Please output every line of the items below verbatim, in the same order, leaving out the pictures.

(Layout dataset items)
══════

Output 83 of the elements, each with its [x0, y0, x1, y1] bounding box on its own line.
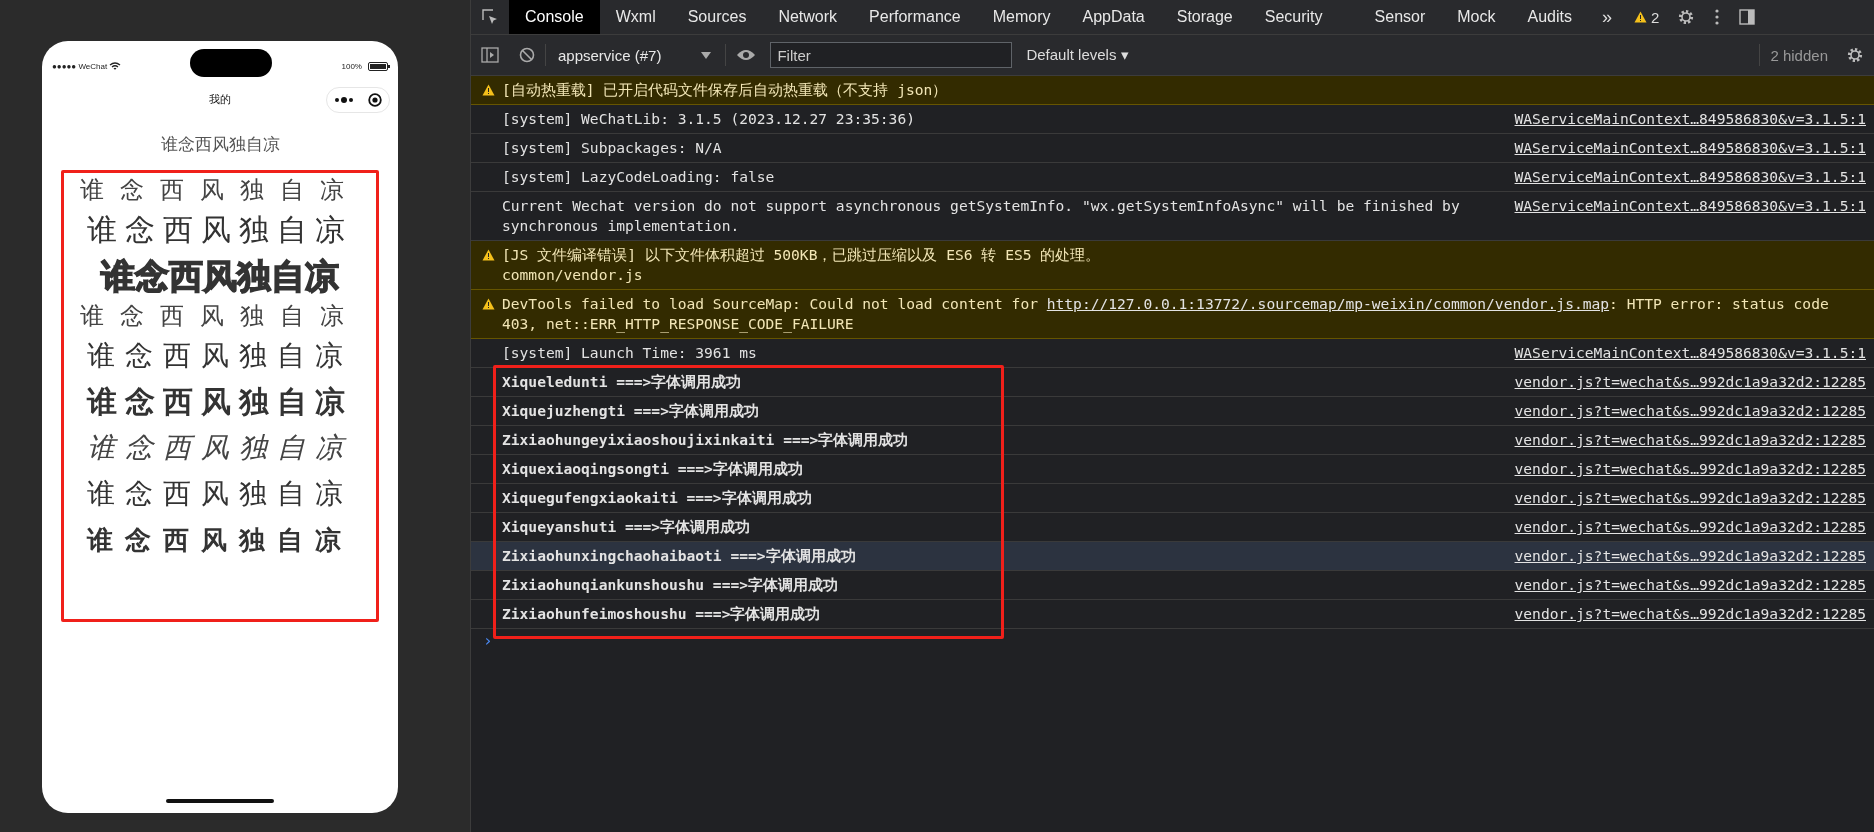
font-sample: 谁念西风独自凉 — [87, 211, 353, 249]
more-icon[interactable] — [334, 97, 353, 103]
page-title: 谁念西风独自凉 — [160, 134, 280, 156]
font-sample: 谁念西风独自凉 — [101, 256, 339, 297]
font-sample: 谁念西风独自凉 — [87, 524, 353, 557]
log-message: [system] LazyCodeLoading: false — [502, 167, 776, 187]
log-message: Current Wechat version do not support asynchronous getSystemInfo. "wx.getSystemInfoAsync" will be finished by synchronous implementation. — [502, 196, 1461, 236]
source-link[interactable]: WAServiceMainContext…849586830&v=3.1.5:1 — [1514, 109, 1866, 129]
source-link[interactable]: vendor.js?t=wechat&s…992dc1a9a32d2:12285 — [1514, 401, 1866, 421]
log-message: Xiquejuzhengti ===>字体调用成功 — [502, 401, 760, 421]
source-link[interactable]: WAServiceMainContext…849586830&v=3.1.5:1 — [1514, 138, 1866, 158]
settings-icon[interactable] — [1846, 46, 1864, 64]
source-link[interactable]: WAServiceMainContext…849586830&v=3.1.5:1 — [1514, 167, 1866, 187]
log-message: Xiquegufengxiaokaiti ===>字体调用成功 — [502, 488, 813, 508]
more-tabs-button[interactable]: » — [1587, 6, 1626, 28]
source-link[interactable]: vendor.js?t=wechat&s…992dc1a9a32d2:12285 — [1514, 459, 1866, 479]
font-sample: 谁念西风独自凉 — [80, 301, 360, 331]
warning-counter[interactable]: 2 — [1634, 8, 1660, 26]
source-link[interactable]: WAServiceMainContext…849586830&v=3.1.5:1 — [1514, 196, 1866, 216]
source-link[interactable]: vendor.js?t=wechat&s…992dc1a9a32d2:12285 — [1514, 517, 1866, 537]
battery-label: 100% — [341, 61, 362, 71]
filter-field[interactable]: Filter — [770, 42, 1013, 68]
log-message: Zixiaohunxingchaohaibaoti ===>字体调用成功 — [502, 546, 857, 566]
warning-icon — [482, 84, 495, 96]
panel-tab[interactable]: Sources — [671, 0, 763, 34]
wifi-icon — [109, 61, 122, 71]
panel-tab[interactable]: Audits — [1511, 0, 1588, 34]
font-sample: 谁念西风独自凉 — [87, 339, 353, 373]
source-link[interactable]: vendor.js?t=wechat&s…992dc1a9a32d2:12285 — [1514, 488, 1866, 508]
battery-icon — [368, 61, 390, 71]
carrier-label: ●●●●● WeChat — [52, 61, 108, 71]
console-prompt[interactable]: › — [471, 631, 1874, 651]
log-message: Zixiaohunfeimoshoushu ===>字体调用成功 — [502, 604, 822, 624]
panel-tab[interactable]: Console — [509, 0, 600, 34]
panel-tab[interactable]: Sensor — [1358, 0, 1442, 34]
dock-icon[interactable] — [1739, 9, 1756, 25]
warning-message: [JS 文件编译错误] 以下文件体积超过 500KB，已跳过压缩以及 ES6 转 ES5 的处理。 common/vendor.js — [502, 245, 1102, 285]
warning-message: [自动热重载] 已开启代码文件保存后自动热重载（不支持 json） — [502, 80, 949, 100]
close-icon[interactable] — [367, 93, 382, 107]
warning-icon — [482, 298, 495, 310]
source-link[interactable]: vendor.js?t=wechat&s…992dc1a9a32d2:12285 — [1514, 372, 1866, 392]
eye-icon[interactable] — [736, 49, 757, 61]
warning-count: 2 — [1651, 8, 1660, 26]
sidebar-toggle-icon[interactable] — [481, 47, 499, 63]
context-dropdown[interactable]: appservice (#7) — [546, 46, 726, 64]
panel-tab[interactable]: Wxml — [599, 0, 672, 34]
font-sample: 谁念西风独自凉 — [87, 477, 353, 511]
log-message: Xiqueyanshuti ===>字体调用成功 — [502, 517, 752, 537]
panel-tab[interactable]: Mock — [1441, 0, 1512, 34]
source-link[interactable]: vendor.js?t=wechat&s…992dc1a9a32d2:12285 — [1514, 546, 1866, 566]
log-message: Xiqueledunti ===>字体调用成功 — [502, 372, 743, 392]
font-sample: 谁念西风独自凉 — [87, 431, 353, 465]
log-levels-dropdown[interactable]: Default levels ▾ — [1020, 45, 1135, 65]
warning-message: DevTools failed to load SourceMap: Could not load content for http://127.0.0.1:13772/.sourcemap/mp-weixin/common/vendor.js.map: HTTP error: status code 403, net::ERR_HTTP_RESPONSE_CODE_FAILURE — [502, 294, 1830, 334]
font-sample: 谁念西风独自凉 — [87, 384, 353, 420]
font-sample: 谁念西风独自凉 — [80, 175, 360, 205]
nav-title: 我的 — [209, 91, 231, 107]
inspect-icon[interactable] — [481, 8, 499, 26]
log-message: [system] WeChatLib: 3.1.5 (2023.12.27 23:35:36) — [502, 109, 916, 129]
settings-icon[interactable] — [1677, 8, 1696, 26]
log-message: Xiquexiaoqingsongti ===>字体调用成功 — [502, 459, 804, 479]
log-message: Zixiaohungeyixiaoshoujixinkaiti ===>字体调用成功 — [502, 430, 910, 450]
log-message: [system] Launch Time: 3961 ms — [502, 343, 758, 363]
source-link[interactable]: WAServiceMainContext…849586830&v=3.1.5:1 — [1514, 343, 1866, 363]
panel-tab[interactable]: Performance — [853, 0, 977, 34]
sourcemap-link[interactable]: http://127.0.0.1:13772/.sourcemap/mp-weixin/common/vendor.js.map — [1046, 295, 1610, 312]
source-link[interactable]: vendor.js?t=wechat&s…992dc1a9a32d2:12285 — [1514, 575, 1866, 595]
panel-tab[interactable]: Network — [762, 0, 854, 34]
panel-tab[interactable]: Storage — [1160, 0, 1249, 34]
warning-icon — [1634, 11, 1647, 23]
kebab-menu-icon[interactable] — [1715, 9, 1720, 25]
panel-tab[interactable]: Security — [1248, 0, 1339, 34]
panel-tab[interactable]: Memory — [976, 0, 1067, 34]
warning-icon — [482, 249, 495, 261]
source-link[interactable]: vendor.js?t=wechat&s…992dc1a9a32d2:12285 — [1514, 430, 1866, 450]
clear-console-icon[interactable] — [519, 47, 535, 63]
caret-icon — [701, 51, 712, 59]
panel-tab[interactable]: AppData — [1066, 0, 1161, 34]
hidden-count: 2 hidden — [1770, 46, 1828, 64]
log-message: Zixiaohunqiankunshoushu ===>字体调用成功 — [502, 575, 839, 595]
log-message: [system] Subpackages: N/A — [502, 138, 723, 158]
source-link[interactable]: vendor.js?t=wechat&s…992dc1a9a32d2:12285 — [1514, 604, 1866, 624]
capsule-menu[interactable] — [326, 87, 390, 113]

══════

_RESPONSE_
Output 83 of the elements, each with its [x0, y0, x1, y1] bounding box on its own line.
font-sample: 谁念西风独自凉 — [87, 211, 353, 249]
more-icon[interactable] — [334, 97, 353, 103]
page-title: 谁念西风独自凉 — [160, 134, 280, 156]
font-sample: 谁念西风独自凉 — [101, 256, 339, 297]
font-sample: 谁念西风独自凉 — [87, 524, 353, 557]
log-message: [system] LazyCodeLoading: false — [502, 167, 776, 187]
log-message: Current Wechat version do not support asynchronous getSystemInfo. "wx.getSystemInfoAsync" will be finished by synchronous implementation. — [502, 196, 1461, 236]
source-link[interactable]: WAServiceMainContext…849586830&v=3.1.5:1 — [1514, 109, 1866, 129]
source-link[interactable]: vendor.js?t=wechat&s…992dc1a9a32d2:12285 — [1514, 401, 1866, 421]
log-message: Xiquejuzhengti ===>字体调用成功 — [502, 401, 760, 421]
source-link[interactable]: WAServiceMainContext…849586830&v=3.1.5:1 — [1514, 138, 1866, 158]
settings-icon[interactable] — [1846, 46, 1864, 64]
source-link[interactable]: WAServiceMainContext…849586830&v=3.1.5:1 — [1514, 167, 1866, 187]
log-message: Xiquegufengxiaokaiti ===>字体调用成功 — [502, 488, 813, 508]
more-tabs-button[interactable]: » — [1587, 6, 1626, 28]
source-link[interactable]: vendor.js?t=wechat&s…992dc1a9a32d2:12285 — [1514, 459, 1866, 479]
font-sample: 谁念西风独自凉 — [80, 301, 360, 331]
warning-counter[interactable]: 2 — [1634, 8, 1660, 26]
source-link[interactable]: WAServiceMainContext…849586830&v=3.1.5:1 — [1514, 196, 1866, 216]
source-link[interactable]: vendor.js?t=wechat&s…992dc1a9a32d2:12285 — [1514, 517, 1866, 537]
battery-label: 100% — [341, 61, 362, 71]
filter-field[interactable]: Filter — [770, 42, 1013, 68]
log-message: Zixiaohunxingchaohaibaoti ===>字体调用成功 — [502, 546, 857, 566]
warning-icon — [482, 84, 495, 96]
panel-tab[interactable]: Sources — [671, 0, 763, 34]
wifi-icon — [109, 61, 122, 71]
panel-tab[interactable]: Audits — [1511, 0, 1588, 34]
font-sample: 谁念西风独自凉 — [87, 339, 353, 373]
source-link[interactable]: vendor.js?t=wechat&s…992dc1a9a32d2:12285 — [1514, 488, 1866, 508]
battery-icon — [368, 61, 390, 71]
carrier-label: ●●●●● WeChat — [52, 61, 108, 71]
console-prompt[interactable]: › — [471, 631, 1874, 651]
log-message: Zixiaohunfeimoshoushu ===>字体调用成功 — [502, 604, 822, 624]
panel-tab[interactable]: Console — [509, 0, 600, 34]
panel-tab[interactable]: Sensor — [1358, 0, 1442, 34]
dock-icon[interactable] — [1739, 9, 1756, 25]
warning-message: [JS 文件编译错误] 以下文件体积超过 500KB，已跳过压缩以及 ES6 转 ES5 的处理。 common/vendor.js — [502, 245, 1102, 285]
warning-message: [自动热重载] 已开启代码文件保存后自动热重载（不支持 json） — [502, 80, 949, 100]
close-icon[interactable] — [367, 93, 382, 107]
warning-icon — [482, 298, 495, 310]
source-link[interactable]: vendor.js?t=wechat&s…992dc1a9a32d2:12285 — [1514, 372, 1866, 392]
eye-icon[interactable] — [736, 49, 757, 61]
warning-count: 2 — [1651, 8, 1660, 26]
sidebar-toggle-icon[interactable] — [481, 47, 499, 63]
context-dropdown[interactable]: appservice (#7) — [546, 46, 726, 64]
panel-tab[interactable]: Wxml — [599, 0, 672, 34]
font-sample: 谁念西风独自凉 — [87, 477, 353, 511]
log-message: Xiqueyanshuti ===>字体调用成功 — [502, 517, 752, 537]
panel-tab[interactable]: Mock — [1441, 0, 1512, 34]
source-link[interactable]: vendor.js?t=wechat&s…992dc1a9a32d2:12285 — [1514, 546, 1866, 566]
log-message: Xiqueledunti ===>字体调用成功 — [502, 372, 743, 392]
font-sample: 谁念西风独自凉 — [87, 431, 353, 465]
log-levels-dropdown[interactable]: Default levels ▾ — [1020, 45, 1135, 65]
warning-message: DevTools failed to load SourceMap: Could not load content for http://127.0.0.1:13772/.sourcemap/mp-weixin/common/vendor.js.map: HTTP error: status code 403, net::ERR_HTTP_RESPONSE_CODE_FAILURE — [502, 294, 1830, 334]
font-sample: 谁念西风独自凉 — [87, 384, 353, 420]
font-sample: 谁念西风独自凉 — [80, 175, 360, 205]
nav-title: 我的 — [209, 91, 231, 107]
inspect-icon[interactable] — [481, 8, 499, 26]
log-message: [system] WeChatLib: 3.1.5 (2023.12.27 23:35:36) — [502, 109, 916, 129]
settings-icon[interactable] — [1677, 8, 1696, 26]
log-message: Xiquexiaoqingsongti ===>字体调用成功 — [502, 459, 804, 479]
log-message: Zixiaohungeyixiaoshoujixinkaiti ===>字体调用成功 — [502, 430, 910, 450]
log-message: [system] Launch Time: 3961 ms — [502, 343, 758, 363]
source-link[interactable]: WAServiceMainContext…849586830&v=3.1.5:1 — [1514, 343, 1866, 363]
panel-tab[interactable]: Performance — [853, 0, 977, 34]
sourcemap-link[interactable]: http://127.0.0.1:13772/.sourcemap/mp-weixin/common/vendor.js.map — [1046, 295, 1610, 312]
source-link[interactable]: vendor.js?t=wechat&s…992dc1a9a32d2:12285 — [1514, 575, 1866, 595]
panel-tab[interactable]: Network — [762, 0, 854, 34]
panel-tab[interactable]: Storage — [1160, 0, 1249, 34]
warning-icon — [1634, 11, 1647, 23]
kebab-menu-icon[interactable] — [1715, 9, 1720, 25]
panel-tab[interactable]: Security — [1248, 0, 1339, 34]
panel-tab[interactable]: Memory — [976, 0, 1067, 34]
warning-icon — [482, 249, 495, 261]
source-link[interactable]: vendor.js?t=wechat&s…992dc1a9a32d2:12285 — [1514, 430, 1866, 450]
clear-console-icon[interactable] — [519, 47, 535, 63]
caret-icon — [701, 51, 712, 59]
panel-tab[interactable]: AppData — [1066, 0, 1161, 34]
hidden-count: 2 hidden — [1770, 46, 1828, 64]
log-message: Zixiaohunqiankunshoushu ===>字体调用成功 — [502, 575, 839, 595]
log-message: [system] Subpackages: N/A — [502, 138, 723, 158]
source-link[interactable]: vendor.js?t=wechat&s…992dc1a9a32d2:12285 — [1514, 604, 1866, 624]
capsule-menu[interactable] — [326, 87, 390, 113]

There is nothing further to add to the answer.